* _TASK_: Reproduce each record exactly.

::: STORED ROWS :::

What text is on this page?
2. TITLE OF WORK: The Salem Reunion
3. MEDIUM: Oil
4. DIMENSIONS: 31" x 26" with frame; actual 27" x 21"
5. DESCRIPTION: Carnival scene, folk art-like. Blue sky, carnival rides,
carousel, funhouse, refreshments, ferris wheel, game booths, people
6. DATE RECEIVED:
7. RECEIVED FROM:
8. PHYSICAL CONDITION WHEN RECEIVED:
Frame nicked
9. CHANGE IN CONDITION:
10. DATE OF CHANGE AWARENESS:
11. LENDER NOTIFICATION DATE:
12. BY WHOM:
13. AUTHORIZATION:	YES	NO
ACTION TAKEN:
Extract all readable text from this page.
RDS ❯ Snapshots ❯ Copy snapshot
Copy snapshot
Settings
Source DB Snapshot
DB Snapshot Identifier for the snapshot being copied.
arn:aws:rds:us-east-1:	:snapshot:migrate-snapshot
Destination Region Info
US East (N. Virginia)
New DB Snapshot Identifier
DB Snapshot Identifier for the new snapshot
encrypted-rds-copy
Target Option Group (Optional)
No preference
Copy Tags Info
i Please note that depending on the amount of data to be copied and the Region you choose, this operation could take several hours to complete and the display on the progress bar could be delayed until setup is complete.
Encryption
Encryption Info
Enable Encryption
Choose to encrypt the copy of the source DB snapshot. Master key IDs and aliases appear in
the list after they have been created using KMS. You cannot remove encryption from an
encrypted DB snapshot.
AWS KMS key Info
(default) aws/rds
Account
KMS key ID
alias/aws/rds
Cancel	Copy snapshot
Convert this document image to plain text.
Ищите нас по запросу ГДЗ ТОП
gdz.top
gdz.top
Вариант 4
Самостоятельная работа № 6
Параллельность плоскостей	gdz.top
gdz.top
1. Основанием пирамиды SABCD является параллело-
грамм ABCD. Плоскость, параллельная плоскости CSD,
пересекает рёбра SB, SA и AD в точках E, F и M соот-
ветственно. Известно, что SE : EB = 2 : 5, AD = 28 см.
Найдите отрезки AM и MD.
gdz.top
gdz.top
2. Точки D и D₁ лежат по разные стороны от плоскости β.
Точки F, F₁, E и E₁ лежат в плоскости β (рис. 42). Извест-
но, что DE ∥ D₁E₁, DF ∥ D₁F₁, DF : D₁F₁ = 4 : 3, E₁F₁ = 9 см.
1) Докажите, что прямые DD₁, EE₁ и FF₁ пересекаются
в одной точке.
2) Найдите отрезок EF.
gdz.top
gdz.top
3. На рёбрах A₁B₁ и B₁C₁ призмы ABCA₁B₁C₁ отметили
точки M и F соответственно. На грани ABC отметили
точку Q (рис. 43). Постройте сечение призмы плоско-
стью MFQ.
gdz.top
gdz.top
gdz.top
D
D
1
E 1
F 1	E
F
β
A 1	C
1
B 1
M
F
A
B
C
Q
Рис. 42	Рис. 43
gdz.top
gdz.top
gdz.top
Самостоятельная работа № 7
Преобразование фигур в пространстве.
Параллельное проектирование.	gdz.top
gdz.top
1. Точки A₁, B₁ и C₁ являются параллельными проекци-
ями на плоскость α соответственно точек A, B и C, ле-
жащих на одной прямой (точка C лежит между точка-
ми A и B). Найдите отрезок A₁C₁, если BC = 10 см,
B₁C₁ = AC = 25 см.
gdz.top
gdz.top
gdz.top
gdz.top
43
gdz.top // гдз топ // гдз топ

:::

* _CORRECT OUTPUT_:
What text is on this page?
2. TITLE OF WORK: The Salem Reunion
3. MEDIUM: Oil
4. DIMENSIONS: 31" x 26" with frame; actual 27" x 21"
5. DESCRIPTION: Carnival scene, folk art-like. Blue sky, carnival rides,
carousel, funhouse, refreshments, ferris wheel, game booths, people
6. DATE RECEIVED:
7. RECEIVED FROM:
8. PHYSICAL CONDITION WHEN RECEIVED:
Frame nicked
9. CHANGE IN CONDITION:
10. DATE OF CHANGE AWARENESS:
11. LENDER NOTIFICATION DATE:
12. BY WHOM:
13. AUTHORIZATION:	YES	NO
ACTION TAKEN:
Extract all readable text from this page.
RDS ❯ Snapshots ❯ Copy snapshot
Copy snapshot
Settings
Source DB Snapshot
DB Snapshot Identifier for the snapshot being copied.
arn:aws:rds:us-east-1:	:snapshot:migrate-snapshot
Destination Region Info
US East (N. Virginia)
New DB Snapshot Identifier
DB Snapshot Identifier for the new snapshot
encrypted-rds-copy
Target Option Group (Optional)
No preference
Copy Tags Info
i Please note that depending on the amount of data to be copied and the Region you choose, this operation could take several hours to complete and the display on the progress bar could be delayed until setup is complete.
Encryption
Encryption Info
Enable Encryption
Choose to encrypt the copy of the source DB snapshot. Master key IDs and aliases appear in
the list after they have been created using KMS. You cannot remove encryption from an
encrypted DB snapshot.
AWS KMS key Info
(default) aws/rds
Account
KMS key ID
alias/aws/rds
Cancel	Copy snapshot
Convert this document image to plain text.
Ищите нас по запросу ГДЗ ТОП
gdz.top
gdz.top
Вариант 4
Самостоятельная работа № 6
Параллельность плоскостей	gdz.top
gdz.top
1. Основанием пирамиды SABCD является параллело-
грамм ABCD. Плоскость, параллельная плоскости CSD,
пересекает рёбра SB, SA и AD в точках E, F и M соот-
ветственно. Известно, что SE : EB = 2 : 5, AD = 28 см.
Найдите отрезки AM и MD.
gdz.top
gdz.top
2. Точки D и D₁ лежат по разные стороны от плоскости β.
Точки F, F₁, E и E₁ лежат в плоскости β (рис. 42). Извест-
но, что DE ∥ D₁E₁, DF ∥ D₁F₁, DF : D₁F₁ = 4 : 3, E₁F₁ = 9 см.
1) Докажите, что прямые DD₁, EE₁ и FF₁ пересекаются
в одной точке.
2) Найдите отрезок EF.
gdz.top
gdz.top
3. На рёбрах A₁B₁ и B₁C₁ призмы ABCA₁B₁C₁ отметили
точки M и F соответственно. На грани ABC отметили
точку Q (рис. 43). Постройте сечение призмы плоско-
стью MFQ.
gdz.top
gdz.top
gdz.top
D
D
1
E 1
F 1	E
F
β
A 1	C
1
B 1
M
F
A
B
C
Q
Рис. 42	Рис. 43
gdz.top
gdz.top
gdz.top
Самостоятельная работа № 7
Преобразование фигур в пространстве.
Параллельное проектирование.	gdz.top
gdz.top
1. Точки A₁, B₁ и C₁ являются параллельными проекци-
ями на плоскость α соответственно точек A, B и C, ле-
жащих на одной прямой (точка C лежит между точка-
ми A и B). Найдите отрезок A₁C₁, если BC = 10 см,
B₁C₁ = AC = 25 см.
gdz.top
gdz.top
gdz.top
gdz.top
43
gdz.top // гдз топ // гдз топ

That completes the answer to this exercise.